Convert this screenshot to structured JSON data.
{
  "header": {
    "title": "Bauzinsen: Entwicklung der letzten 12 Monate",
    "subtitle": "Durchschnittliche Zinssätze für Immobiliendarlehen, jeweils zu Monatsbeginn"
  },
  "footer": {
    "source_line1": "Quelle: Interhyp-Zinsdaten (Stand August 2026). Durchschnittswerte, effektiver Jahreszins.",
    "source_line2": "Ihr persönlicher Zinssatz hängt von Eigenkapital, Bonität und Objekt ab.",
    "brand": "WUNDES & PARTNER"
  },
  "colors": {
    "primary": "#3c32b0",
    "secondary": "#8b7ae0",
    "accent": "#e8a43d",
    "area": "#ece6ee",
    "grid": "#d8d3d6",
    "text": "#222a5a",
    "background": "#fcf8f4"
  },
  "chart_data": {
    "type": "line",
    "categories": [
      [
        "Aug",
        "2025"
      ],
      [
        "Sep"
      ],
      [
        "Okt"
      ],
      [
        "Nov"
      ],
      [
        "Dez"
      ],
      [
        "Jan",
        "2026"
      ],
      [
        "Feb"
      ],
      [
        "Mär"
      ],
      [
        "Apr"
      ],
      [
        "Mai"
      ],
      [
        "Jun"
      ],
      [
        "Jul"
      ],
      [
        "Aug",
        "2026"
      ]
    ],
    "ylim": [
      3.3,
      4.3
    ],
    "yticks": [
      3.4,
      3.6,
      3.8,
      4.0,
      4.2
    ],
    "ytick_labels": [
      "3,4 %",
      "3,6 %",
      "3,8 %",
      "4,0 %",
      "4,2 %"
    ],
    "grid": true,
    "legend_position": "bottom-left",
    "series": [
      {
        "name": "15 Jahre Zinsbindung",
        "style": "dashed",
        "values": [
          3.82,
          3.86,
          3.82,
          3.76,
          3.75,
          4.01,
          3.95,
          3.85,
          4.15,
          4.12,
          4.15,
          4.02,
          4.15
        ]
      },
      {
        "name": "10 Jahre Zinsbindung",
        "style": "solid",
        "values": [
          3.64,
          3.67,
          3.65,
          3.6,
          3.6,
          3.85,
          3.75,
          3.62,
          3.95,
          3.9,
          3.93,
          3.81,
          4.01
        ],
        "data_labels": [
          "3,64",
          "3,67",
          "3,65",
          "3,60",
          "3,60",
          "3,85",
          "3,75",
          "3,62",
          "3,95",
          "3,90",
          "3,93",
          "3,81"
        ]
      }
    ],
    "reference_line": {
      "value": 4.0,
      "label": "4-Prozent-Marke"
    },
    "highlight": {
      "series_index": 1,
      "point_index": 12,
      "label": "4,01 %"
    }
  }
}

++++++++++

Directive →
Repeat each of the entries above precisely as given.

The reply →
Convert this screenshot to structured JSON data.
{
  "header": {
    "title": "Bauzinsen: Entwicklung der letzten 12 Monate",
    "subtitle": "Durchschnittliche Zinssätze für Immobiliendarlehen, jeweils zu Monatsbeginn"
  },
  "footer": {
    "source_line1": "Quelle: Interhyp-Zinsdaten (Stand August 2026). Durchschnittswerte, effektiver Jahreszins.",
    "source_line2": "Ihr persönlicher Zinssatz hängt von Eigenkapital, Bonität und Objekt ab.",
    "brand": "WUNDES & PARTNER"
  },
  "colors": {
    "primary": "#3c32b0",
    "secondary": "#8b7ae0",
    "accent": "#e8a43d",
    "area": "#ece6ee",
    "grid": "#d8d3d6",
    "text": "#222a5a",
    "background": "#fcf8f4"
  },
  "chart_data": {
    "type": "line",
    "categories": [
      [
        "Aug",
        "2025"
      ],
      [
        "Sep"
      ],
      [
        "Okt"
      ],
      [
        "Nov"
      ],
      [
        "Dez"
      ],
      [
        "Jan",
        "2026"
      ],
      [
        "Feb"
      ],
      [
        "Mär"
      ],
      [
        "Apr"
      ],
      [
        "Mai"
      ],
      [
        "Jun"
      ],
      [
        "Jul"
      ],
      [
        "Aug",
        "2026"
      ]
    ],
    "ylim": [
      3.3,
      4.3
    ],
    "yticks": [
      3.4,
      3.6,
      3.8,
      4.0,
      4.2
    ],
    "ytick_labels": [
      "3,4 %",
      "3,6 %",
      "3,8 %",
      "4,0 %",
      "4,2 %"
    ],
    "grid": true,
    "legend_position": "bottom-left",
    "series": [
      {
        "name": "15 Jahre Zinsbindung",
        "style": "dashed",
        "values": [
          3.82,
          3.86,
          3.82,
          3.76,
          3.75,
          4.01,
          3.95,
          3.85,
          4.15,
          4.12,
          4.15,
          4.02,
          4.15
        ]
      },
      {
        "name": "10 Jahre Zinsbindung",
        "style": "solid",
        "values": [
          3.64,
          3.67,
          3.65,
          3.6,
          3.6,
          3.85,
          3.75,
          3.62,
          3.95,
          3.9,
          3.93,
          3.81,
          4.01
        ],
        "data_labels": [
          "3,64",
          "3,67",
          "3,65",
          "3,60",
          "3,60",
          "3,85",
          "3,75",
          "3,62",
          "3,95",
          "3,90",
          "3,93",
          "3,81"
        ]
      }
    ],
    "reference_line": {
      "value": 4.0,
      "label": "4-Prozent-Marke"
    },
    "highlight": {
      "series_index": 1,
      "point_index": 12,
      "label": "4,01 %"
    }
  }
}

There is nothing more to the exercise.